• **Problem details**: Retype the whole listing below, character for character.

• **Records for the task**:
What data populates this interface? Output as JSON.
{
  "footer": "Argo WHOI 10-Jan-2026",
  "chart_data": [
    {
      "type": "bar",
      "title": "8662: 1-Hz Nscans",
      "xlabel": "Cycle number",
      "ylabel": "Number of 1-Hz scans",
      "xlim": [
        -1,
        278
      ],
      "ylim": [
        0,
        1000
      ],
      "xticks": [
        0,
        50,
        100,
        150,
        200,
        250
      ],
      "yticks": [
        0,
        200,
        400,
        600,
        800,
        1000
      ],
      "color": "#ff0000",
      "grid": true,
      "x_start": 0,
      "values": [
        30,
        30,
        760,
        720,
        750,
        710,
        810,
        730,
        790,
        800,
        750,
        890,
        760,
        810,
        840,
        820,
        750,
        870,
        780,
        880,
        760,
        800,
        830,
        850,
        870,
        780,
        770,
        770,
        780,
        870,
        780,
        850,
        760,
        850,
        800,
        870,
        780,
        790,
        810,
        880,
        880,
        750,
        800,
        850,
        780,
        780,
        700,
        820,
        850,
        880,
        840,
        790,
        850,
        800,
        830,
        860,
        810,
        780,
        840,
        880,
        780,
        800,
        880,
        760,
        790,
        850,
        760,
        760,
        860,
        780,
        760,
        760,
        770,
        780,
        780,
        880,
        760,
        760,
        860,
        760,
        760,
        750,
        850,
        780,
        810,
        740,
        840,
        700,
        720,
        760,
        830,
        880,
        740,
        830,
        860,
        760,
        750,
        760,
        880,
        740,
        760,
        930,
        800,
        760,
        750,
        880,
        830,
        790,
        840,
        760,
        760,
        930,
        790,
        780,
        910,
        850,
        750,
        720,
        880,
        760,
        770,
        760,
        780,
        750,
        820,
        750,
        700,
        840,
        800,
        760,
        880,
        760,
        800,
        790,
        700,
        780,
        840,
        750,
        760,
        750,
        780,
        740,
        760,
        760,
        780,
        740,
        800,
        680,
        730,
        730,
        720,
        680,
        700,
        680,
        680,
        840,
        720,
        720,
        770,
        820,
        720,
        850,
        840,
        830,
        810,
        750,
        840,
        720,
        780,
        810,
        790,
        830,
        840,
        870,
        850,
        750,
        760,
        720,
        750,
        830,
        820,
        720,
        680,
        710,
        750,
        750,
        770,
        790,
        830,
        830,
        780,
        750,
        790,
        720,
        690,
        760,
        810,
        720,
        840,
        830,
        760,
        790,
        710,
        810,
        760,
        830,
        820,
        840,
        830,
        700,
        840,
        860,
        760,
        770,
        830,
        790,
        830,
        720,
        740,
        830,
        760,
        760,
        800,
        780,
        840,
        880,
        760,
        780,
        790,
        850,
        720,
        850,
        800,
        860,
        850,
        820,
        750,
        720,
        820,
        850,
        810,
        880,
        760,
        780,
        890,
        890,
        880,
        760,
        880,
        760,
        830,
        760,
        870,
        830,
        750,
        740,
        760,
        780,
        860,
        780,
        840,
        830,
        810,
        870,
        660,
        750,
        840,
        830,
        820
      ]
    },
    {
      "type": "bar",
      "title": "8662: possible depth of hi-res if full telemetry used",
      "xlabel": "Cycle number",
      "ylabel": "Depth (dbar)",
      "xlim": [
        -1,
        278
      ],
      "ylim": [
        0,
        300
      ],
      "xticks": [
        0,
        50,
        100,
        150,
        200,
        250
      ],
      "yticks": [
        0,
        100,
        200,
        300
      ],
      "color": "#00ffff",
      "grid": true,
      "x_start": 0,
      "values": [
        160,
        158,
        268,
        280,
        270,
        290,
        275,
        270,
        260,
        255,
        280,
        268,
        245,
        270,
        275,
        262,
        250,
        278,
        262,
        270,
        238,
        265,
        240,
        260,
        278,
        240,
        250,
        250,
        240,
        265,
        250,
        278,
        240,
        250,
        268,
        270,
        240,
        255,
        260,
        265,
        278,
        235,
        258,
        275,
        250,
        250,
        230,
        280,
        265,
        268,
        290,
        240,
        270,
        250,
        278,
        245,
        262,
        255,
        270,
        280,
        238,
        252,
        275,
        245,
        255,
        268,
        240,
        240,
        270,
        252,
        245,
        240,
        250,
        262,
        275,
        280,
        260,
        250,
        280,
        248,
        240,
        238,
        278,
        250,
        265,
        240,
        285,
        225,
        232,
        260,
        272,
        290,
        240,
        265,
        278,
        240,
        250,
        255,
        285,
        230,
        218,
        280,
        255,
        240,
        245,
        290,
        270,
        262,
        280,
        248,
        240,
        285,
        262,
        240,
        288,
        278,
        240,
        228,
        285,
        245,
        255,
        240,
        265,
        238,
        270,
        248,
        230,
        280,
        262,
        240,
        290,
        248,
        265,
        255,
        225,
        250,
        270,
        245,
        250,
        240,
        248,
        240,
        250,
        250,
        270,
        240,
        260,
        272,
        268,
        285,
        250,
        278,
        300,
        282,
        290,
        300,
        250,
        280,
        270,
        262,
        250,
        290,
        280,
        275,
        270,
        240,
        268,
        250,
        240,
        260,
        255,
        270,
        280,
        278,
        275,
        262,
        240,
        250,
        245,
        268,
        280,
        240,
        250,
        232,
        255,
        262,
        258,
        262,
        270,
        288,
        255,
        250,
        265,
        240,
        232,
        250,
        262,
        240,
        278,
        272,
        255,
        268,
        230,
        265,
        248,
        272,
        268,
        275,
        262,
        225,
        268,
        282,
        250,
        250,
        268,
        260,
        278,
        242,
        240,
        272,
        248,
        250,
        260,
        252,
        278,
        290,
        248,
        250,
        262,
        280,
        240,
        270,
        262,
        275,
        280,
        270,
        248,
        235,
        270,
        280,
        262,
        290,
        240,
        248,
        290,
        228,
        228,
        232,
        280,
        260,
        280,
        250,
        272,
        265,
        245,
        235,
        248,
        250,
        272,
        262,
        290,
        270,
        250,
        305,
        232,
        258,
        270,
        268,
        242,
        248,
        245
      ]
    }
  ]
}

• **Solution for this problem**:
What data populates this interface? Output as JSON.
{
  "footer": "Argo WHOI 10-Jan-2026",
  "chart_data": [
    {
      "type": "bar",
      "title": "8662: 1-Hz Nscans",
      "xlabel": "Cycle number",
      "ylabel": "Number of 1-Hz scans",
      "xlim": [
        -1,
        278
      ],
      "ylim": [
        0,
        1000
      ],
      "xticks": [
        0,
        50,
        100,
        150,
        200,
        250
      ],
      "yticks": [
        0,
        200,
        400,
        600,
        800,
        1000
      ],
      "color": "#ff0000",
      "grid": true,
      "x_start": 0,
      "values": [
        30,
        30,
        760,
        720,
        750,
        710,
        810,
        730,
        790,
        800,
        750,
        890,
        760,
        810,
        840,
        820,
        750,
        870,
        780,
        880,
        760,
        800,
        830,
        850,
        870,
        780,
        770,
        770,
        780,
        870,
        780,
        850,
        760,
        850,
        800,
        870,
        780,
        790,
        810,
        880,
        880,
        750,
        800,
        850,
        780,
        780,
        700,
        820,
        850,
        880,
        840,
        790,
        850,
        800,
        830,
        860,
        810,
        780,
        840,
        880,
        780,
        800,
        880,
        760,
        790,
        850,
        760,
        760,
        860,
        780,
        760,
        760,
        770,
        780,
        780,
        880,
        760,
        760,
        860,
        760,
        760,
        750,
        850,
        780,
        810,
        740,
        840,
        700,
        720,
        760,
        830,
        880,
        740,
        830,
        860,
        760,
        750,
        760,
        880,
        740,
        760,
        930,
        800,
        760,
        750,
        880,
        830,
        790,
        840,
        760,
        760,
        930,
        790,
        780,
        910,
        850,
        750,
        720,
        880,
        760,
        770,
        760,
        780,
        750,
        820,
        750,
        700,
        840,
        800,
        760,
        880,
        760,
        800,
        790,
        700,
        780,
        840,
        750,
        760,
        750,
        780,
        740,
        760,
        760,
        780,
        740,
        800,
        680,
        730,
        730,
        720,
        680,
        700,
        680,
        680,
        840,
        720,
        720,
        770,
        820,
        720,
        850,
        840,
        830,
        810,
        750,
        840,
        720,
        780,
        810,
        790,
        830,
        840,
        870,
        850,
        750,
        760,
        720,
        750,
        830,
        820,
        720,
        680,
        710,
        750,
        750,
        770,
        790,
        830,
        830,
        780,
        750,
        790,
        720,
        690,
        760,
        810,
        720,
        840,
        830,
        760,
        790,
        710,
        810,
        760,
        830,
        820,
        840,
        830,
        700,
        840,
        860,
        760,
        770,
        830,
        790,
        830,
        720,
        740,
        830,
        760,
        760,
        800,
        780,
        840,
        880,
        760,
        780,
        790,
        850,
        720,
        850,
        800,
        860,
        850,
        820,
        750,
        720,
        820,
        850,
        810,
        880,
        760,
        780,
        890,
        890,
        880,
        760,
        880,
        760,
        830,
        760,
        870,
        830,
        750,
        740,
        760,
        780,
        860,
        780,
        840,
        830,
        810,
        870,
        660,
        750,
        840,
        830,
        820
      ]
    },
    {
      "type": "bar",
      "title": "8662: possible depth of hi-res if full telemetry used",
      "xlabel": "Cycle number",
      "ylabel": "Depth (dbar)",
      "xlim": [
        -1,
        278
      ],
      "ylim": [
        0,
        300
      ],
      "xticks": [
        0,
        50,
        100,
        150,
        200,
        250
      ],
      "yticks": [
        0,
        100,
        200,
        300
      ],
      "color": "#00ffff",
      "grid": true,
      "x_start": 0,
      "values": [
        160,
        158,
        268,
        280,
        270,
        290,
        275,
        270,
        260,
        255,
        280,
        268,
        245,
        270,
        275,
        262,
        250,
        278,
        262,
        270,
        238,
        265,
        240,
        260,
        278,
        240,
        250,
        250,
        240,
        265,
        250,
        278,
        240,
        250,
        268,
        270,
        240,
        255,
        260,
        265,
        278,
        235,
        258,
        275,
        250,
        250,
        230,
        280,
        265,
        268,
        290,
        240,
        270,
        250,
        278,
        245,
        262,
        255,
        270,
        280,
        238,
        252,
        275,
        245,
        255,
        268,
        240,
        240,
        270,
        252,
        245,
        240,
        250,
        262,
        275,
        280,
        260,
        250,
        280,
        248,
        240,
        238,
        278,
        250,
        265,
        240,
        285,
        225,
        232,
        260,
        272,
        290,
        240,
        265,
        278,
        240,
        250,
        255,
        285,
        230,
        218,
        280,
        255,
        240,
        245,
        290,
        270,
        262,
        280,
        248,
        240,
        285,
        262,
        240,
        288,
        278,
        240,
        228,
        285,
        245,
        255,
        240,
        265,
        238,
        270,
        248,
        230,
        280,
        262,
        240,
        290,
        248,
        265,
        255,
        225,
        250,
        270,
        245,
        250,
        240,
        248,
        240,
        250,
        250,
        270,
        240,
        260,
        272,
        268,
        285,
        250,
        278,
        300,
        282,
        290,
        300,
        250,
        280,
        270,
        262,
        250,
        290,
        280,
        275,
        270,
        240,
        268,
        250,
        240,
        260,
        255,
        270,
        280,
        278,
        275,
        262,
        240,
        250,
        245,
        268,
        280,
        240,
        250,
        232,
        255,
        262,
        258,
        262,
        270,
        288,
        255,
        250,
        265,
        240,
        232,
        250,
        262,
        240,
        278,
        272,
        255,
        268,
        230,
        265,
        248,
        272,
        268,
        275,
        262,
        225,
        268,
        282,
        250,
        250,
        268,
        260,
        278,
        242,
        240,
        272,
        248,
        250,
        260,
        252,
        278,
        290,
        248,
        250,
        262,
        280,
        240,
        270,
        262,
        275,
        280,
        270,
        248,
        235,
        270,
        280,
        262,
        290,
        240,
        248,
        290,
        228,
        228,
        232,
        280,
        260,
        280,
        250,
        272,
        265,
        245,
        235,
        248,
        250,
        272,
        262,
        290,
        270,
        250,
        305,
        232,
        258,
        270,
        268,
        242,
        248,
        245
      ]
    }
  ]
}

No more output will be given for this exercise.